**Your instructions:** Copy out every line that contains "customer".
▬▬▬
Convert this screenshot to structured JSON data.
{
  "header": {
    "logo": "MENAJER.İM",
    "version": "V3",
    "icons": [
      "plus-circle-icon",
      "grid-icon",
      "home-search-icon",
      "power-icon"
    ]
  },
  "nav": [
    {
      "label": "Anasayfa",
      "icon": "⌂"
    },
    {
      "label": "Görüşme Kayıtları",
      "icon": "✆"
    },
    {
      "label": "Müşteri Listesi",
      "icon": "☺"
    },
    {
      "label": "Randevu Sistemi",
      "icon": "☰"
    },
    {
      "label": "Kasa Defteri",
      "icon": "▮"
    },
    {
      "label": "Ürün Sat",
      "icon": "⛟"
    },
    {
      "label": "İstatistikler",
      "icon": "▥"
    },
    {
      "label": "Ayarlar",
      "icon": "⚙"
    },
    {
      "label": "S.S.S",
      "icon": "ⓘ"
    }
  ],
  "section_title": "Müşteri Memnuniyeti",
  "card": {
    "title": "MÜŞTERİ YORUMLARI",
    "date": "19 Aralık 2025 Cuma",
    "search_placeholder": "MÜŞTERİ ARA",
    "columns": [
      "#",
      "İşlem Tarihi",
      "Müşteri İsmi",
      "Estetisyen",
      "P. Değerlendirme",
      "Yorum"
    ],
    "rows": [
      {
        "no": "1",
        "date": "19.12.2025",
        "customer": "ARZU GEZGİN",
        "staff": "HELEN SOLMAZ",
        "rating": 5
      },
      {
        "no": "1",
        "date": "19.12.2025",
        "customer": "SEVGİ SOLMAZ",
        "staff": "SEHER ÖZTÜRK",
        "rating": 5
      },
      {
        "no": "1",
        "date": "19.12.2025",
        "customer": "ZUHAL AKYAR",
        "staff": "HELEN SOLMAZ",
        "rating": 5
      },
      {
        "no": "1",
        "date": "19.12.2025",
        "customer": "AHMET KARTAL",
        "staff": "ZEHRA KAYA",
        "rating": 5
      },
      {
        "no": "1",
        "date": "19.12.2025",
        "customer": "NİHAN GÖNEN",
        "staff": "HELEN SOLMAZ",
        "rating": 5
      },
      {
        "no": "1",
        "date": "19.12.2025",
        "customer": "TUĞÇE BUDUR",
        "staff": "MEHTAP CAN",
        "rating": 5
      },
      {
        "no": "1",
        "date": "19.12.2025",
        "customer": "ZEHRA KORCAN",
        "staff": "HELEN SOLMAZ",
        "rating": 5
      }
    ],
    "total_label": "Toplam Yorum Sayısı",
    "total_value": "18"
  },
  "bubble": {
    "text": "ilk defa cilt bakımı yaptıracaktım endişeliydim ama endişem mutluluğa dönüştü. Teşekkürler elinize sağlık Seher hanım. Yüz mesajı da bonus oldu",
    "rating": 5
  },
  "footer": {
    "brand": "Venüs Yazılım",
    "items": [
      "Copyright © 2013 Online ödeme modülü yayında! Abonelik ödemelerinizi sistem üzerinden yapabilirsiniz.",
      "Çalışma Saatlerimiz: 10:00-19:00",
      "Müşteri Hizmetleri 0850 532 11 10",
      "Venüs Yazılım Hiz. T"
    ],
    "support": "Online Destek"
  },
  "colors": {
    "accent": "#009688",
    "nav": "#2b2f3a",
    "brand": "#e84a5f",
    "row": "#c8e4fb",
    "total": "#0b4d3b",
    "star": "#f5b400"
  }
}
▬▬▬
**Finished task:**
        "customer": "ARZU GEZGİN",
        "customer": "SEVGİ SOLMAZ",
        "customer": "ZUHAL AKYAR",
        "customer": "AHMET KARTAL",
        "customer": "NİHAN GÖNEN",
        "customer": "TUĞÇE BUDUR",
        "customer": "ZEHRA KORCAN",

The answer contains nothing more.